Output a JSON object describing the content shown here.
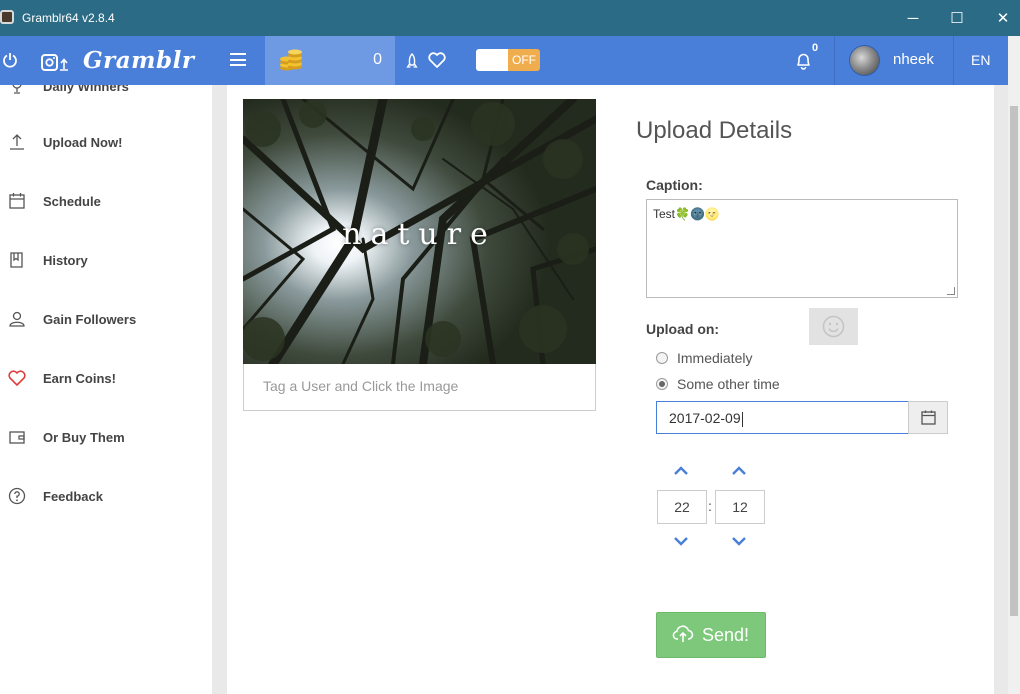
{
  "window": {
    "title": "Gramblr64 v2.8.4",
    "minimize_glyph": "─",
    "maximize_glyph": "☐",
    "close_glyph": "✕"
  },
  "header": {
    "brand": "Gramblr",
    "coins": "0",
    "toggle_state": "OFF",
    "notification_count": "0",
    "username": "nheek",
    "language": "EN",
    "accent_color": "#4a7fd9",
    "icons": [
      "power-icon",
      "camera-upload-icon",
      "menu-icon",
      "coins-icon",
      "rocket-icon",
      "heart-icon",
      "bell-icon"
    ]
  },
  "sidebar": {
    "items": [
      {
        "label": "Daily Winners",
        "icon": "trophy-icon"
      },
      {
        "label": "Upload Now!",
        "icon": "upload-icon"
      },
      {
        "label": "Schedule",
        "icon": "calendar-icon"
      },
      {
        "label": "History",
        "icon": "bookmark-icon"
      },
      {
        "label": "Gain Followers",
        "icon": "user-icon"
      },
      {
        "label": "Earn Coins!",
        "icon": "heart-icon"
      },
      {
        "label": "Or Buy Them",
        "icon": "wallet-icon"
      },
      {
        "label": "Feedback",
        "icon": "question-icon"
      }
    ]
  },
  "upload": {
    "image_text": "nature",
    "tag_placeholder": "Tag a User and Click the Image",
    "details_title": "Upload Details",
    "caption_label": "Caption:",
    "caption_value": "Test🍀🌚🌝",
    "upload_on_label": "Upload on:",
    "options": [
      {
        "label": "Immediately",
        "selected": false
      },
      {
        "label": "Some other time",
        "selected": true
      }
    ],
    "date_value": "2017-02-09",
    "hour": "22",
    "minute": "12",
    "time_separator": ":",
    "send_label": "Send!",
    "send_color": "#7dc87a"
  }
}
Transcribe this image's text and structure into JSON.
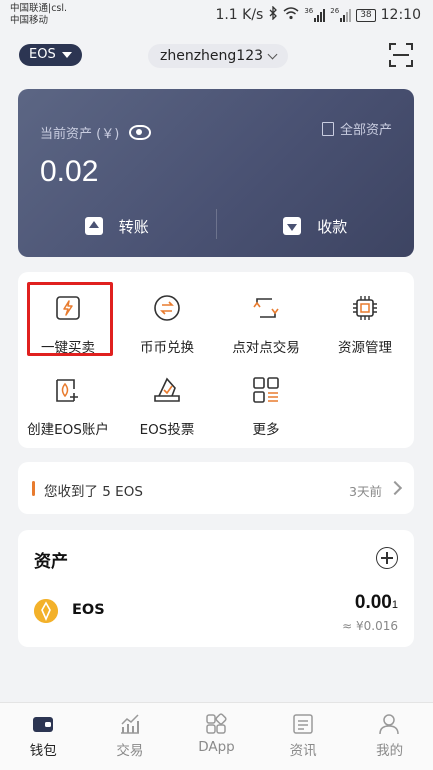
{
  "status_bar": {
    "carrier_1": "中国联通|csl.",
    "carrier_2": "中国移动",
    "speed": "1.1 K/s",
    "net_1": "36",
    "net_2": "26",
    "battery": "38",
    "time": "12:10"
  },
  "header": {
    "coin": "EOS",
    "account": "zhenzheng123"
  },
  "wallet_card": {
    "label": "当前资产 (￥)",
    "all_assets": "全部资产",
    "amount": "0.02",
    "transfer": "转账",
    "receive": "收款"
  },
  "features": [
    {
      "label": "一键买卖",
      "icon": "flash-trade-icon"
    },
    {
      "label": "币币兑换",
      "icon": "exchange-icon"
    },
    {
      "label": "点对点交易",
      "icon": "p2p-icon"
    },
    {
      "label": "资源管理",
      "icon": "chip-icon"
    },
    {
      "label": "创建EOS账户",
      "icon": "create-account-icon"
    },
    {
      "label": "EOS投票",
      "icon": "vote-icon"
    },
    {
      "label": "更多",
      "icon": "more-grid-icon"
    }
  ],
  "notice": {
    "text": "您收到了 5 EOS",
    "time": "3天前"
  },
  "assets": {
    "title": "资产",
    "items": [
      {
        "name": "EOS",
        "balance": "0.00",
        "balance_suffix": "1",
        "fiat": "≈ ¥0.016"
      }
    ]
  },
  "tabs": [
    {
      "label": "钱包",
      "icon": "wallet-icon",
      "active": true
    },
    {
      "label": "交易",
      "icon": "chart-icon",
      "active": false
    },
    {
      "label": "DApp",
      "icon": "dapp-icon",
      "active": false
    },
    {
      "label": "资讯",
      "icon": "news-icon",
      "active": false
    },
    {
      "label": "我的",
      "icon": "profile-icon",
      "active": false
    }
  ],
  "colors": {
    "hero_card": "#4a5273",
    "accent_orange": "#e87b2e",
    "highlight_red": "#e0201f",
    "coin_gold": "#f3b12a"
  }
}
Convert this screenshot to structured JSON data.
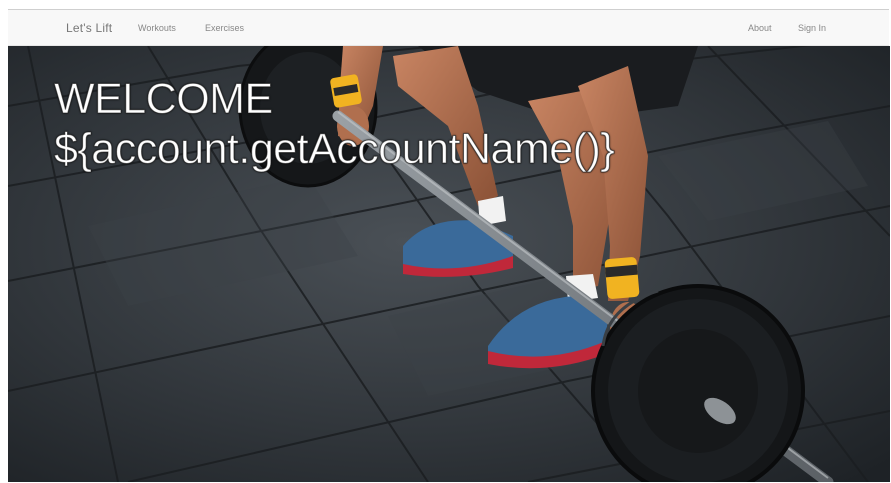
{
  "navbar": {
    "brand": "Let's Lift",
    "left_links": [
      "Workouts",
      "Exercises"
    ],
    "right_links": [
      "About",
      "Sign In"
    ]
  },
  "hero": {
    "title_line1": "WELCOME",
    "title_line2": "${account.getAccountName()}",
    "image_description_icon": "deadlift-photo"
  },
  "colors": {
    "navbar_bg": "#f8f8f8",
    "nav_text": "#777777",
    "hero_text": "#ffffff",
    "floor_dark": "#2b2f33",
    "shoe_blue": "#3a6a9a",
    "wrist_wrap_yellow": "#f1b321"
  }
}
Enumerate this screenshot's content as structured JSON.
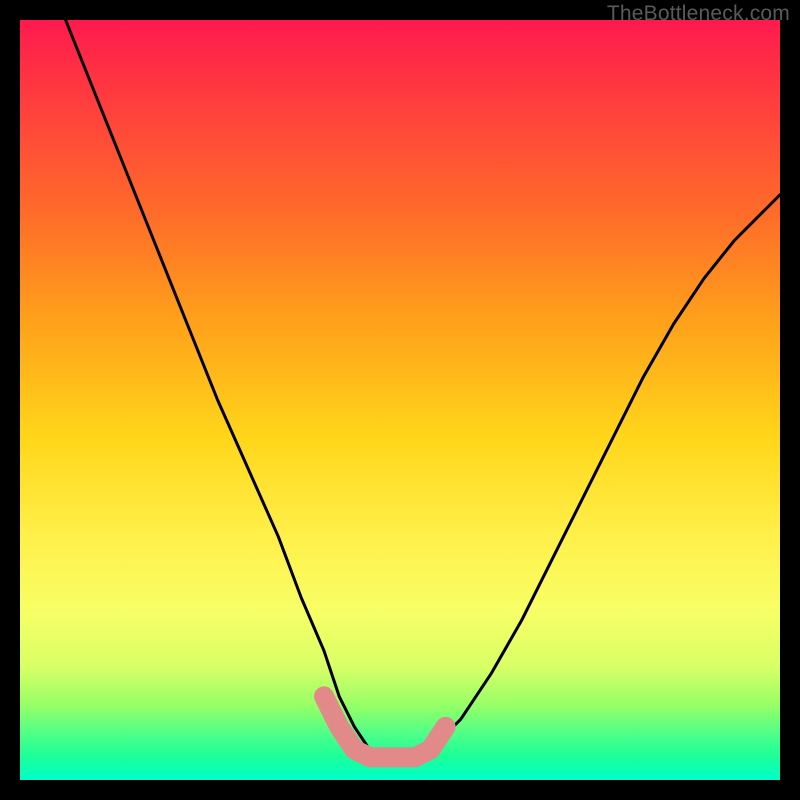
{
  "watermark": "TheBottleneck.com",
  "chart_data": {
    "type": "line",
    "title": "",
    "xlabel": "",
    "ylabel": "",
    "xlim": [
      0,
      100
    ],
    "ylim": [
      0,
      100
    ],
    "series": [
      {
        "name": "bottleneck-curve",
        "x": [
          6,
          10,
          14,
          18,
          22,
          26,
          30,
          34,
          37,
          40,
          42,
          44,
          46,
          48,
          50,
          52,
          54,
          58,
          62,
          66,
          70,
          74,
          78,
          82,
          86,
          90,
          94,
          98,
          100
        ],
        "y": [
          100,
          90,
          80,
          70,
          60,
          50,
          41,
          32,
          24,
          17,
          11,
          7,
          4,
          3,
          3,
          3,
          4,
          8,
          14,
          21,
          29,
          37,
          45,
          53,
          60,
          66,
          71,
          75,
          77
        ]
      },
      {
        "name": "highlight-segment",
        "x": [
          40,
          42,
          44,
          46,
          48,
          50,
          52,
          54,
          56
        ],
        "y": [
          11,
          7,
          4,
          3,
          3,
          3,
          3,
          4,
          7
        ]
      }
    ],
    "gradient_stops": [
      {
        "pos": 0.0,
        "color": "#ff1a4d"
      },
      {
        "pos": 0.1,
        "color": "#ff3b3f"
      },
      {
        "pos": 0.25,
        "color": "#ff6a2a"
      },
      {
        "pos": 0.4,
        "color": "#ffa21a"
      },
      {
        "pos": 0.55,
        "color": "#ffd61a"
      },
      {
        "pos": 0.68,
        "color": "#fff04a"
      },
      {
        "pos": 0.78,
        "color": "#f7ff66"
      },
      {
        "pos": 0.85,
        "color": "#d9ff66"
      },
      {
        "pos": 0.9,
        "color": "#99ff66"
      },
      {
        "pos": 0.94,
        "color": "#4dff88"
      },
      {
        "pos": 0.97,
        "color": "#1aff99"
      },
      {
        "pos": 1.0,
        "color": "#00ffcc"
      }
    ],
    "colors": {
      "curve": "#000000",
      "highlight": "#e28a8a",
      "frame": "#000000"
    }
  }
}
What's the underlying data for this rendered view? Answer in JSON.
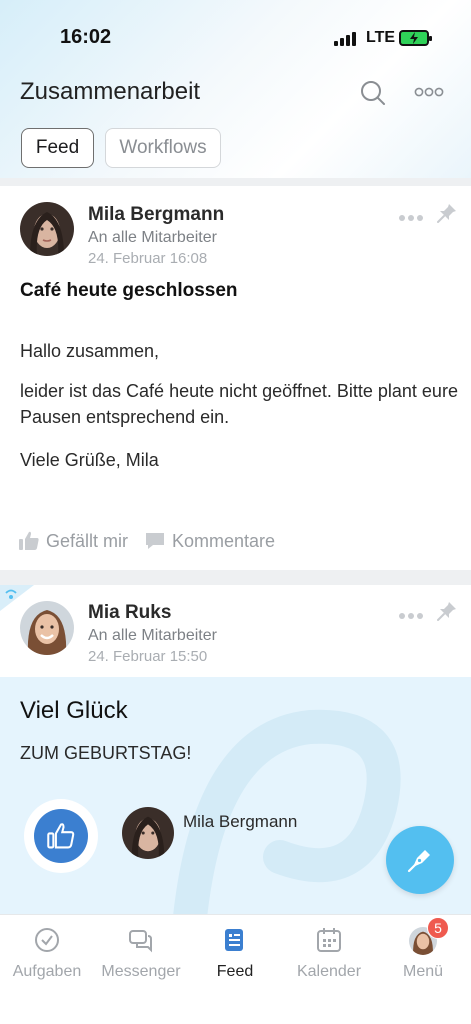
{
  "status": {
    "time": "16:02",
    "network": "LTE"
  },
  "header": {
    "title": "Zusammenarbeit",
    "search_icon": "search-icon",
    "more_icon": "more-icon"
  },
  "segments": [
    {
      "label": "Feed",
      "active": true
    },
    {
      "label": "Workflows",
      "active": false
    }
  ],
  "posts": [
    {
      "author": "Mila Bergmann",
      "audience": "An alle Mitarbeiter",
      "date": "24. Februar 16:08",
      "title": "Café heute geschlossen",
      "body": [
        "Hallo zusammen,",
        "leider ist das Café heute nicht geöffnet. Bitte plant eure Pausen entsprechend ein.",
        "Viele Grüße, Mila"
      ],
      "actions": {
        "like": "Gefällt mir",
        "comments": "Kommentare"
      }
    },
    {
      "author": "Mia Ruks",
      "audience": "An alle Mitarbeiter",
      "date": "24. Februar 15:50",
      "greeting": {
        "title": "Viel Glück",
        "subtitle": "ZUM GEBURTSTAG!",
        "liked_by": "Mila Bergmann",
        "background": "#e5f4fd"
      }
    }
  ],
  "tabbar": {
    "items": [
      {
        "label": "Aufgaben",
        "icon": "check-circle-icon",
        "active": false
      },
      {
        "label": "Messenger",
        "icon": "chat-icon",
        "active": false
      },
      {
        "label": "Feed",
        "icon": "feed-icon",
        "active": true
      },
      {
        "label": "Kalender",
        "icon": "calendar-icon",
        "active": false
      },
      {
        "label": "Menü",
        "icon": "avatar-icon",
        "active": false,
        "badge": "5"
      }
    ]
  },
  "colors": {
    "accent": "#3b7fd0",
    "fab": "#53bff0",
    "badge": "#ef5a4f"
  }
}
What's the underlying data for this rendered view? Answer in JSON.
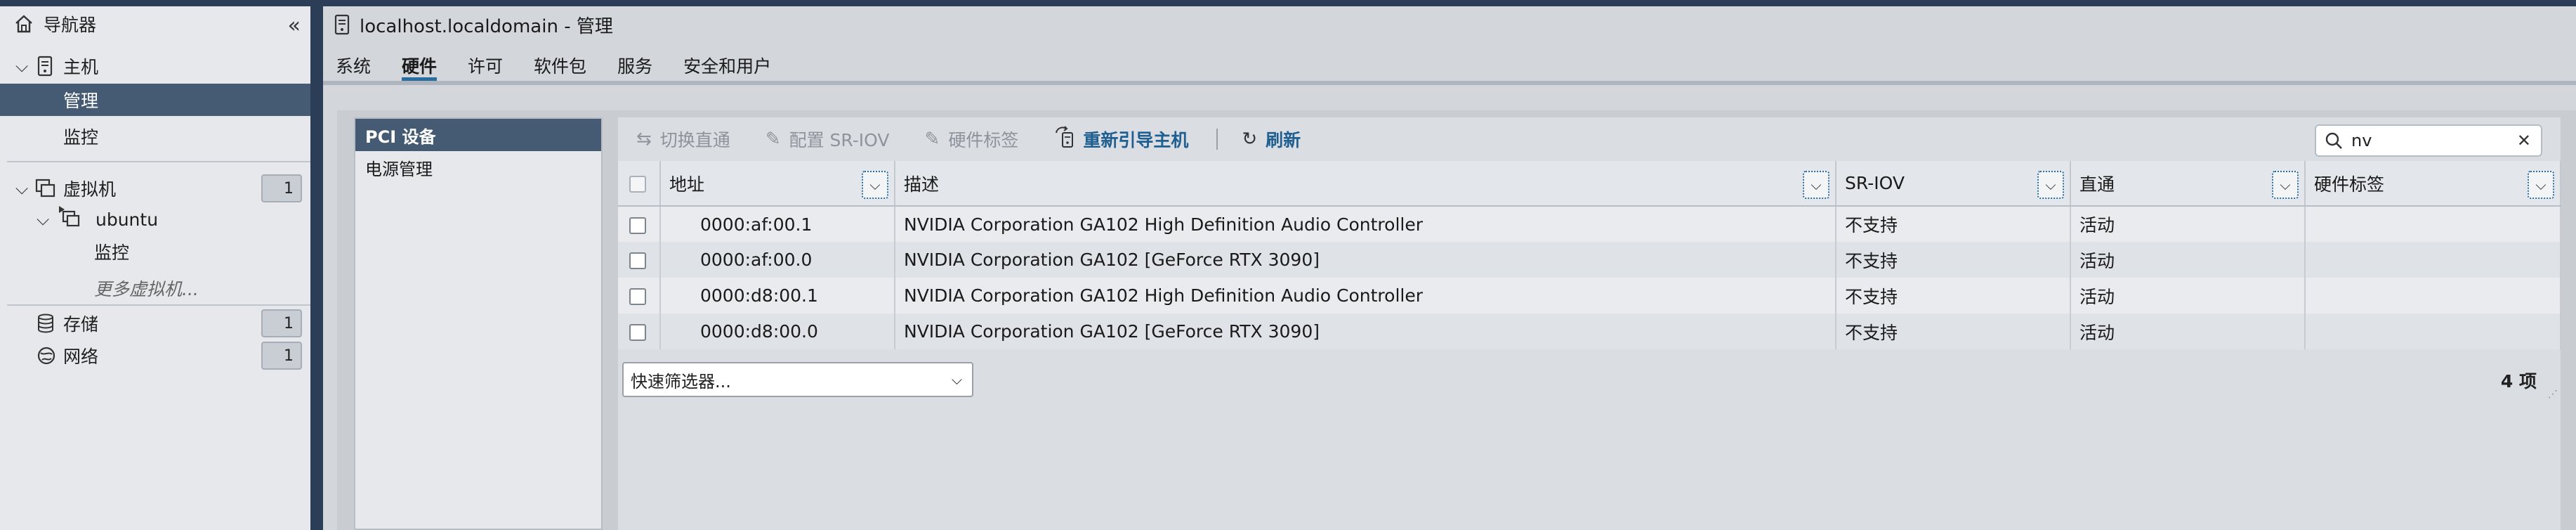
{
  "navigator": {
    "title": "导航器",
    "host": "主机",
    "manage": "管理",
    "monitor": "监控",
    "vms": "虚拟机",
    "vms_count": "1",
    "vm_name": "ubuntu",
    "vm_monitor": "监控",
    "more_vms": "更多虚拟机...",
    "storage": "存储",
    "storage_count": "1",
    "network": "网络",
    "network_count": "1"
  },
  "window": {
    "title": "localhost.localdomain - 管理"
  },
  "tabs": [
    "系统",
    "硬件",
    "许可",
    "软件包",
    "服务",
    "安全和用户"
  ],
  "active_tab": "硬件",
  "left_menu": [
    "PCI 设备",
    "电源管理"
  ],
  "toolbar": {
    "toggle_passthrough": "切换直通",
    "config_sriov": "配置 SR-IOV",
    "hw_label": "硬件标签",
    "reboot_host": "重新引导主机",
    "refresh": "刷新"
  },
  "search": {
    "value": "nv"
  },
  "table": {
    "headers": [
      "地址",
      "描述",
      "SR-IOV",
      "直通",
      "硬件标签"
    ],
    "rows": [
      [
        "0000:af:00.1",
        "NVIDIA Corporation GA102 High Definition Audio Controller",
        "不支持",
        "活动",
        ""
      ],
      [
        "0000:af:00.0",
        "NVIDIA Corporation GA102 [GeForce RTX 3090]",
        "不支持",
        "活动",
        ""
      ],
      [
        "0000:d8:00.1",
        "NVIDIA Corporation GA102 High Definition Audio Controller",
        "不支持",
        "活动",
        ""
      ],
      [
        "0000:d8:00.0",
        "NVIDIA Corporation GA102 [GeForce RTX 3090]",
        "不支持",
        "活动",
        ""
      ]
    ]
  },
  "footer": {
    "quick_filter": "快速筛选器...",
    "count": "4 项"
  },
  "colors": {
    "selected_bg": "#445b73",
    "accent": "#1f5f91",
    "frame": "#2c3e57"
  }
}
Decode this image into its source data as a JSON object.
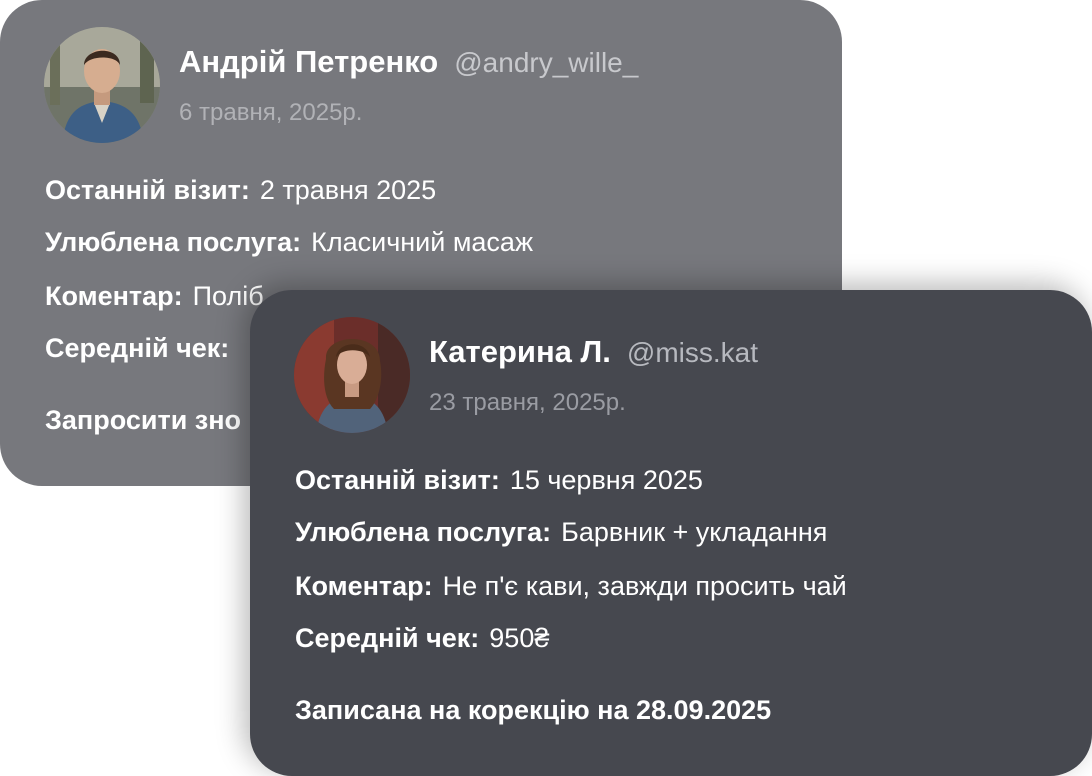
{
  "cards": [
    {
      "name": "Андрій Петренко",
      "handle": "@andry_wille_",
      "date": "6 травня, 2025р.",
      "fields": [
        {
          "label": "Останній візит:",
          "value": "2 травня 2025"
        },
        {
          "label": "Улюблена послуга:",
          "value": "Класичний масаж"
        },
        {
          "label": "Коментар:",
          "value": "Поліб"
        },
        {
          "label": "Середній чек:",
          "value": ""
        }
      ],
      "footer": "Запросити зно"
    },
    {
      "name": "Катерина Л.",
      "handle": "@miss.kat",
      "date": "23 травня, 2025р.",
      "fields": [
        {
          "label": "Останній візит:",
          "value": "15 червня 2025"
        },
        {
          "label": "Улюблена послуга:",
          "value": "Барвник + укладання"
        },
        {
          "label": "Коментар:",
          "value": "Не п'є кави, завжди просить чай"
        },
        {
          "label": "Середній чек:",
          "value": "950₴"
        }
      ],
      "footer": "Записана на корекцію на 28.09.2025"
    }
  ]
}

-------------------------

» GOAL OF THE EXERCISE
Keep only those lines of the records that hold "structured", and return them.

» ANSWER IN FULL
Convert this screenshot to structured JSON data.
Enumerate this screenshot's content as structured JSON.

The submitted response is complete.